* START *

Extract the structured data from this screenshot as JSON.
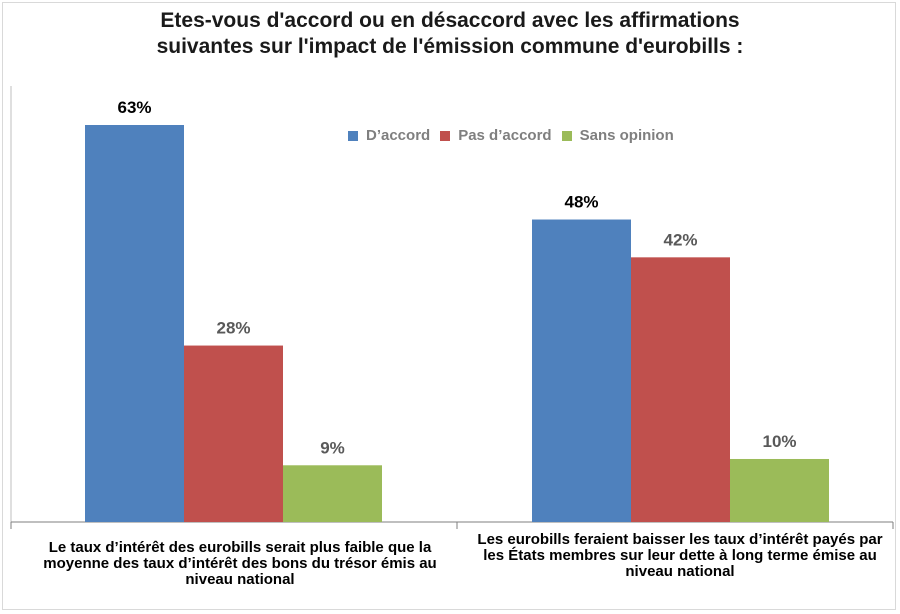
{
  "chart_data": {
    "type": "bar",
    "title_lines": [
      "Etes-vous d'accord ou en désaccord avec les affirmations",
      "suivantes sur l'impact de l'émission commune d'eurobills :"
    ],
    "categories": [
      "Le taux d’intérêt des eurobills serait plus faible que la moyenne des taux d’intérêt des bons du trésor émis au niveau national",
      "Les eurobills feraient baisser les taux d’intérêt payés par les États membres sur leur dette à long terme émise au niveau national"
    ],
    "series": [
      {
        "name": "D’accord",
        "values": [
          63,
          48
        ],
        "color": "#4f81bd",
        "labels": [
          "63%",
          "48%"
        ]
      },
      {
        "name": "Pas d’accord",
        "values": [
          28,
          42
        ],
        "color": "#c0504d",
        "labels": [
          "28%",
          "42%"
        ]
      },
      {
        "name": "Sans opinion",
        "values": [
          9,
          10
        ],
        "color": "#9bbb59",
        "labels": [
          "9%",
          "10%"
        ]
      }
    ],
    "ylim": [
      0,
      63
    ],
    "legend_position": "top-center",
    "grid": false
  }
}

* END *

Give every record back exactly as it reads, with no images.

**Result for this task**:
Extract the structured data from this screenshot as JSON.
{
  "chart_data": {
    "type": "bar",
    "title_lines": [
      "Etes-vous d'accord ou en désaccord avec les affirmations",
      "suivantes sur l'impact de l'émission commune d'eurobills :"
    ],
    "categories": [
      "Le taux d’intérêt des eurobills serait plus faible que la moyenne des taux d’intérêt des bons du trésor émis au niveau national",
      "Les eurobills feraient baisser les taux d’intérêt payés par les États membres sur leur dette à long terme émise au niveau national"
    ],
    "series": [
      {
        "name": "D’accord",
        "values": [
          63,
          48
        ],
        "color": "#4f81bd",
        "labels": [
          "63%",
          "48%"
        ]
      },
      {
        "name": "Pas d’accord",
        "values": [
          28,
          42
        ],
        "color": "#c0504d",
        "labels": [
          "28%",
          "42%"
        ]
      },
      {
        "name": "Sans opinion",
        "values": [
          9,
          10
        ],
        "color": "#9bbb59",
        "labels": [
          "9%",
          "10%"
        ]
      }
    ],
    "ylim": [
      0,
      63
    ],
    "legend_position": "top-center",
    "grid": false
  }
}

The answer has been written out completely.